**What needs to be done**:
Leave out every picture, then transcribe the rest of the listing exactly.
※ ※ ※
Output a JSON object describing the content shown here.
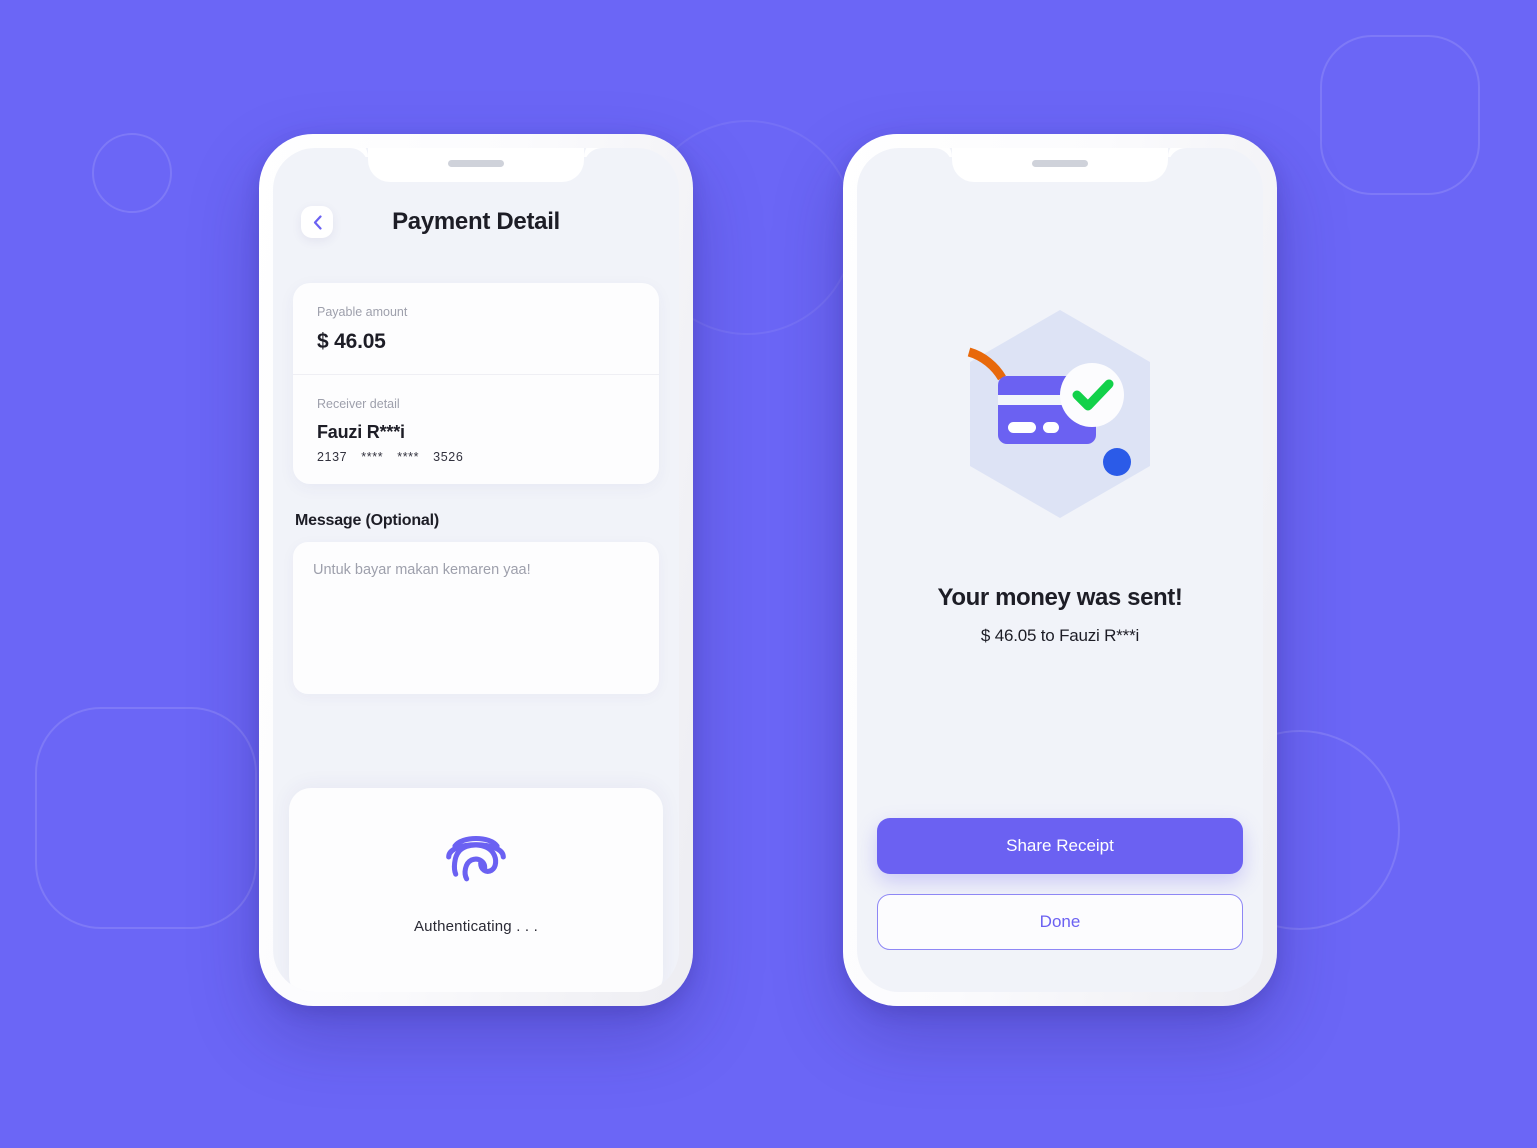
{
  "theme": {
    "background": "#6B66F6",
    "accent": "#6B61F2",
    "screen_bg": "#F1F3F9",
    "success_green": "#12D14A",
    "orange": "#E8690B",
    "blue_dot": "#2B5BE8",
    "card_purple": "#6B61F2",
    "hex_backdrop": "#DDE3F5"
  },
  "left_phone": {
    "header": {
      "back_icon": "chevron-left-icon",
      "title": "Payment Detail"
    },
    "detail_card": {
      "amount_label": "Payable amount",
      "amount_value": "$ 46.05",
      "receiver_label": "Receiver detail",
      "receiver_name": "Fauzi R***i",
      "card_number_parts": [
        "2137",
        "****",
        "****",
        "3526"
      ]
    },
    "message": {
      "label": "Message (Optional)",
      "value": "",
      "placeholder": "Untuk bayar makan kemaren yaa!"
    },
    "auth": {
      "icon": "fingerprint-icon",
      "status": "Authenticating . . ."
    }
  },
  "right_phone": {
    "illustration": {
      "backdrop": "hexagon-shape",
      "card_icon": "credit-card-icon",
      "badge_icon": "check-circle-icon",
      "accent_arc": "orange-arc",
      "accent_dot": "blue-dot"
    },
    "title": "Your money was sent!",
    "subtitle": "$ 46.05 to Fauzi R***i",
    "primary_button": "Share Receipt",
    "secondary_button": "Done"
  }
}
※ ※ ※
**Exercise response**:
Output a JSON object describing the content shown here.
{
  "theme": {
    "background": "#6B66F6",
    "accent": "#6B61F2",
    "screen_bg": "#F1F3F9",
    "success_green": "#12D14A",
    "orange": "#E8690B",
    "blue_dot": "#2B5BE8",
    "card_purple": "#6B61F2",
    "hex_backdrop": "#DDE3F5"
  },
  "left_phone": {
    "header": {
      "back_icon": "chevron-left-icon",
      "title": "Payment Detail"
    },
    "detail_card": {
      "amount_label": "Payable amount",
      "amount_value": "$ 46.05",
      "receiver_label": "Receiver detail",
      "receiver_name": "Fauzi R***i",
      "card_number_parts": [
        "2137",
        "****",
        "****",
        "3526"
      ]
    },
    "message": {
      "label": "Message (Optional)",
      "value": "",
      "placeholder": "Untuk bayar makan kemaren yaa!"
    },
    "auth": {
      "icon": "fingerprint-icon",
      "status": "Authenticating . . ."
    }
  },
  "right_phone": {
    "illustration": {
      "backdrop": "hexagon-shape",
      "card_icon": "credit-card-icon",
      "badge_icon": "check-circle-icon",
      "accent_arc": "orange-arc",
      "accent_dot": "blue-dot"
    },
    "title": "Your money was sent!",
    "subtitle": "$ 46.05 to Fauzi R***i",
    "primary_button": "Share Receipt",
    "secondary_button": "Done"
  }
}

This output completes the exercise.